** BEGIN **
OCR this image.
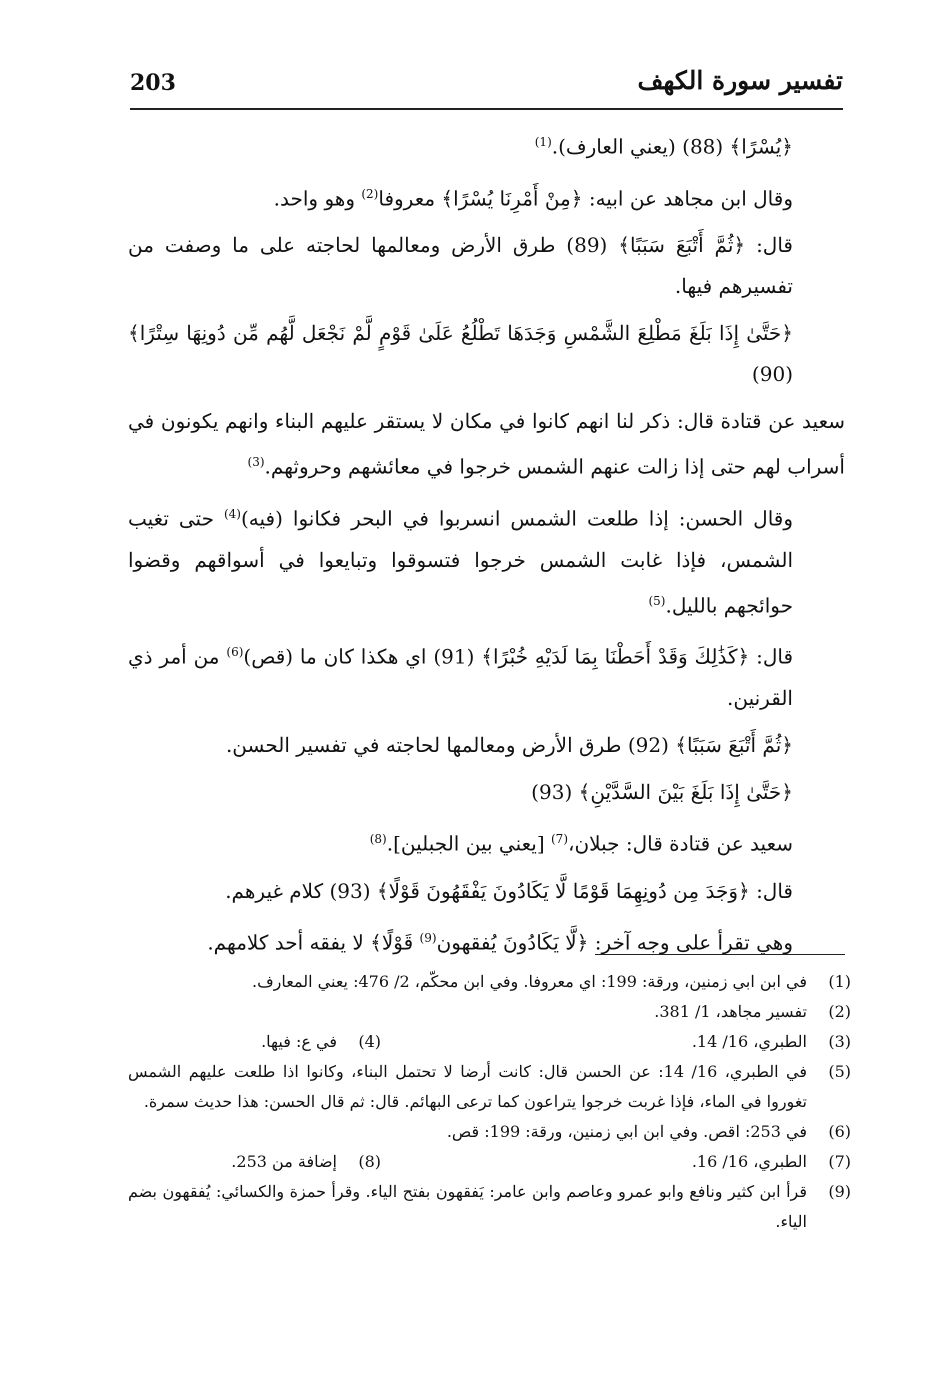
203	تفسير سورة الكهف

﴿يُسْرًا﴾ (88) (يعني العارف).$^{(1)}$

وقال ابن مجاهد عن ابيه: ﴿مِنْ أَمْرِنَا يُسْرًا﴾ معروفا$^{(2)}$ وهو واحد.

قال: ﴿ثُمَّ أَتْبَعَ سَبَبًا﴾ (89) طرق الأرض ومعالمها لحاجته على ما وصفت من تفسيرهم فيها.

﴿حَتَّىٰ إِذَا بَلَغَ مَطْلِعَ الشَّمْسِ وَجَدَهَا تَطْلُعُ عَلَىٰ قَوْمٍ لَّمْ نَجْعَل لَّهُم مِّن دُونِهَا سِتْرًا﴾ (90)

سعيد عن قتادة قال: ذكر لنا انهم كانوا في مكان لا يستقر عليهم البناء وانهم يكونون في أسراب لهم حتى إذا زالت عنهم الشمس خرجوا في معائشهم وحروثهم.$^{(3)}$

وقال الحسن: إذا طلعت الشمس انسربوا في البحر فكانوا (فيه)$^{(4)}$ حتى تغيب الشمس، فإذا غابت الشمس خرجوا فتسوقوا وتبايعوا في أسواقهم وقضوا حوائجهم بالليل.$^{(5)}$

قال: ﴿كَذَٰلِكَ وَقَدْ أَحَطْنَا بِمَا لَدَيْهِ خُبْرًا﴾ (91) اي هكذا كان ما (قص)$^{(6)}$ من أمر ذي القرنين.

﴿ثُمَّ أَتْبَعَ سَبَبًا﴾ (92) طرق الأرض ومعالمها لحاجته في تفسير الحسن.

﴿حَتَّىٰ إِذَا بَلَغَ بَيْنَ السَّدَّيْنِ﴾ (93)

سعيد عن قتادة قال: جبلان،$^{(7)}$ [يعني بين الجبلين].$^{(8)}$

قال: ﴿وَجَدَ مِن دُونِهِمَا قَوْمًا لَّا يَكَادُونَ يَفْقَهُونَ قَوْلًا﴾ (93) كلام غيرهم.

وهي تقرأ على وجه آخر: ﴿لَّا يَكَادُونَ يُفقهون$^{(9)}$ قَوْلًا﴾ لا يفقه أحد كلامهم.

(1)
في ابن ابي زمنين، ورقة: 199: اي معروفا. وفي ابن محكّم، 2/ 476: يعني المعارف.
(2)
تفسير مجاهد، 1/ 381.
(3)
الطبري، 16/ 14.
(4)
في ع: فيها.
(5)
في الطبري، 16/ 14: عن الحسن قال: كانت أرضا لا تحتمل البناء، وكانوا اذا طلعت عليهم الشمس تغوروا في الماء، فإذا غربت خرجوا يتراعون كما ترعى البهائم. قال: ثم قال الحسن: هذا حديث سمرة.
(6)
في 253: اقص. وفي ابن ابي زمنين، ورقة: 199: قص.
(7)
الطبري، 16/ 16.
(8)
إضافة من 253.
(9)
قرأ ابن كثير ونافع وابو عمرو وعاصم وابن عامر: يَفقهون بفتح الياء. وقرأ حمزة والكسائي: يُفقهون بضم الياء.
** END **
** BEGIN **
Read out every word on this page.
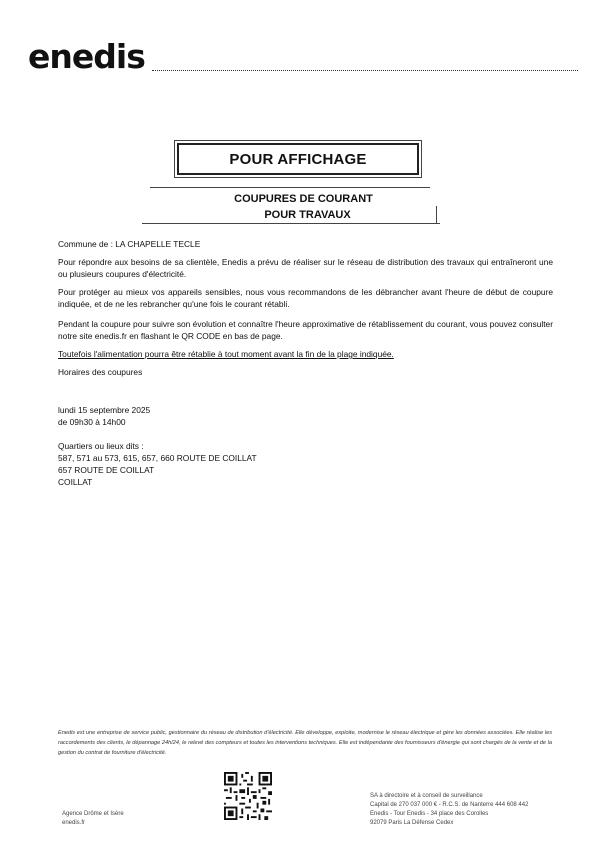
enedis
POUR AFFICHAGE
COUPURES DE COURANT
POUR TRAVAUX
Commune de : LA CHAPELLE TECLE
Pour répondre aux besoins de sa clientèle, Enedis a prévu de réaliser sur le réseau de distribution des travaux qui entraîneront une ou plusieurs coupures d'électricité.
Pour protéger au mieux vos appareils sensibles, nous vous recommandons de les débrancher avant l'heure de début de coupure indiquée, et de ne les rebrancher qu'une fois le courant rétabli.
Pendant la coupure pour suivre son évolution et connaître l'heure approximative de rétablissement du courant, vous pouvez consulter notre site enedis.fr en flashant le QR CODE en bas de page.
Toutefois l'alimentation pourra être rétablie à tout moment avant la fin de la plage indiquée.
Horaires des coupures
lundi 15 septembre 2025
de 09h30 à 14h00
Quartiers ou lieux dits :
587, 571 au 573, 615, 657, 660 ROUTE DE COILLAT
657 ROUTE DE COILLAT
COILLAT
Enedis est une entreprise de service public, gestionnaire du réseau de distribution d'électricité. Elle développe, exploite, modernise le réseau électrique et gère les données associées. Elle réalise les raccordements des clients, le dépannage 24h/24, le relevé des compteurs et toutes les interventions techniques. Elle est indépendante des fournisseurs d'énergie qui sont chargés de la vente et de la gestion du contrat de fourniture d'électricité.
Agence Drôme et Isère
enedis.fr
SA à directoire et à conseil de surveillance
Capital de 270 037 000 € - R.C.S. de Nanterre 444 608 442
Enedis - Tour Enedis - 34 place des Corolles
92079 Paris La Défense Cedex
** END **
**Work to do**
Find every line that has "ومعالمها" in it, then return those lines.

**Right answer**
قال: ﴿ثُمَّ أَتْبَعَ سَبَبًا﴾ (89) طرق الأرض ومعالمها لحاجته على ما وصفت من تفسيرهم فيها.
﴿ثُمَّ أَتْبَعَ سَبَبًا﴾ (92) طرق الأرض ومعالمها لحاجته في تفسير الحسن.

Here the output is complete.